**The request:** Your answer should be a single number: the count of lines containing "this".

Begin Provided records

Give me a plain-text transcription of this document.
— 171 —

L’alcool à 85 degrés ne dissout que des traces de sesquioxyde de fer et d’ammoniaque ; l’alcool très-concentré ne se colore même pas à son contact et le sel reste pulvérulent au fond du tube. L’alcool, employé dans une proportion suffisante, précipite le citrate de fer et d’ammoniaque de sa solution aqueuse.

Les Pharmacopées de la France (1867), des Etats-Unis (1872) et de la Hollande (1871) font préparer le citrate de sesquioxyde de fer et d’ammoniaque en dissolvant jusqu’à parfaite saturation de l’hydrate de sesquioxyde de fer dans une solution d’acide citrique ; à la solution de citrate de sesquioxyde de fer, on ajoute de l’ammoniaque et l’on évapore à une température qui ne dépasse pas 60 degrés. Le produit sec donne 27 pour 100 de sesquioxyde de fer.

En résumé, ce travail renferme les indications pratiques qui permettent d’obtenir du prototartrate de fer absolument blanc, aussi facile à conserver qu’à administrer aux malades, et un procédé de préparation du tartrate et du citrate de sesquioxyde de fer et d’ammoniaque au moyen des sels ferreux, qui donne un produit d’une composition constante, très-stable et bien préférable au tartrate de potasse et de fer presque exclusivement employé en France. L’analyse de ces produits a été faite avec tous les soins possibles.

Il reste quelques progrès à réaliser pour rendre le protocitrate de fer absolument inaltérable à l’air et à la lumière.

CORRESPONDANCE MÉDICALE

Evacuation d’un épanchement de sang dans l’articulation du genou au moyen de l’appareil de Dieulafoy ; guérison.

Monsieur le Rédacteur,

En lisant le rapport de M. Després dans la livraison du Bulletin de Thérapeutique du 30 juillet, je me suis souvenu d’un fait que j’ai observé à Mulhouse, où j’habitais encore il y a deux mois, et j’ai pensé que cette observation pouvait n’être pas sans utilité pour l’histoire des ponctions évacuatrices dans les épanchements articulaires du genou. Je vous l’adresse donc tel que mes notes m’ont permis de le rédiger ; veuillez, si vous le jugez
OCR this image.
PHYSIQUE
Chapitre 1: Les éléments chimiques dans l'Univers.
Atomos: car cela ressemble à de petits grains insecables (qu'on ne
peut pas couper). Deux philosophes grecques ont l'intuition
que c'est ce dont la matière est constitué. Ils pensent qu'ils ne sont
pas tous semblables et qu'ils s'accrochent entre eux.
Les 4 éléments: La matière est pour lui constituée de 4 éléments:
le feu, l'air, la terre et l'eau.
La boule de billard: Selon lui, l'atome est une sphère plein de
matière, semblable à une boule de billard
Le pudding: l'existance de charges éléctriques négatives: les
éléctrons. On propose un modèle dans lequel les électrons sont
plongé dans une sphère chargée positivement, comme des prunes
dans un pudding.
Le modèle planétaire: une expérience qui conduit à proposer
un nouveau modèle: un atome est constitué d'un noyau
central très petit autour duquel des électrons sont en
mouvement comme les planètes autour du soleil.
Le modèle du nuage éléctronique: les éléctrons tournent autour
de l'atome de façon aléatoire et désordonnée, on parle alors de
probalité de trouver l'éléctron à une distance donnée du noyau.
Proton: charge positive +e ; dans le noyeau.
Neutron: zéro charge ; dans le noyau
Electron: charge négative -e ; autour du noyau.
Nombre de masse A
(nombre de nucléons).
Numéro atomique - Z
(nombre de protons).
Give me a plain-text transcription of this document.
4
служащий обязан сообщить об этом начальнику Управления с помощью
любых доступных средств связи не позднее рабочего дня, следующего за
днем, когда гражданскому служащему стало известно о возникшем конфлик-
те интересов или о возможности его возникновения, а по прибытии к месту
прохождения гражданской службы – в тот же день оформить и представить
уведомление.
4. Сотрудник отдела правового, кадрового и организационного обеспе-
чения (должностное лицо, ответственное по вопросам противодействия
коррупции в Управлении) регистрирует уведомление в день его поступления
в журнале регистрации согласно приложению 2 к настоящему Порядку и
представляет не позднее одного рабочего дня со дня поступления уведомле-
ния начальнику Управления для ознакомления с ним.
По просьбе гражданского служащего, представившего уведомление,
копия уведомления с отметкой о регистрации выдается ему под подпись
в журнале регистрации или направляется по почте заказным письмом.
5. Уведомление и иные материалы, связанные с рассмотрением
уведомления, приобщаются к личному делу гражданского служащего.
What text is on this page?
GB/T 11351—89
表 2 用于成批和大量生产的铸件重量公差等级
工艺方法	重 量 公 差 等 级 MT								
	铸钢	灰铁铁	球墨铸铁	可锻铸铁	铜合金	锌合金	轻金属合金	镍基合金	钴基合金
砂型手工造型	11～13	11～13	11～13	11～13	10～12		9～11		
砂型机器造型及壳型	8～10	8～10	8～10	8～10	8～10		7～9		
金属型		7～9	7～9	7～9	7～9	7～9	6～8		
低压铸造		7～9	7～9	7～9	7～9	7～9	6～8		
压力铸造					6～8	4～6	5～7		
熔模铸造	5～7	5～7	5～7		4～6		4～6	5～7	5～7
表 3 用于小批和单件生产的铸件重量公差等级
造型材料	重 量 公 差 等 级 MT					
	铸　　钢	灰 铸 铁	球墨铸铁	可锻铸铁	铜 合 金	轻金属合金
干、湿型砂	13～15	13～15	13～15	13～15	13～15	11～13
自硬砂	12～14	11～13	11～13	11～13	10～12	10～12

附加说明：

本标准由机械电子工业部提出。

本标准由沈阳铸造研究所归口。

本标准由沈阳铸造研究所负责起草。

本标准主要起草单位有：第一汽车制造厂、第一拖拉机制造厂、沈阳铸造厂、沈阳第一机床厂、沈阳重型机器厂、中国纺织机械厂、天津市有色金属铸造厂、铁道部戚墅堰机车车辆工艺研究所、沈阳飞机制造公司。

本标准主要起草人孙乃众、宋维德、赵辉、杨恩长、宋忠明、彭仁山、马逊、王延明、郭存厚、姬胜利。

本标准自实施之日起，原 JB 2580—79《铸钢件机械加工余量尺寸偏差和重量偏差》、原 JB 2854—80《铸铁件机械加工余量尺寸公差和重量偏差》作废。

End Provided records

**Correct result:** 4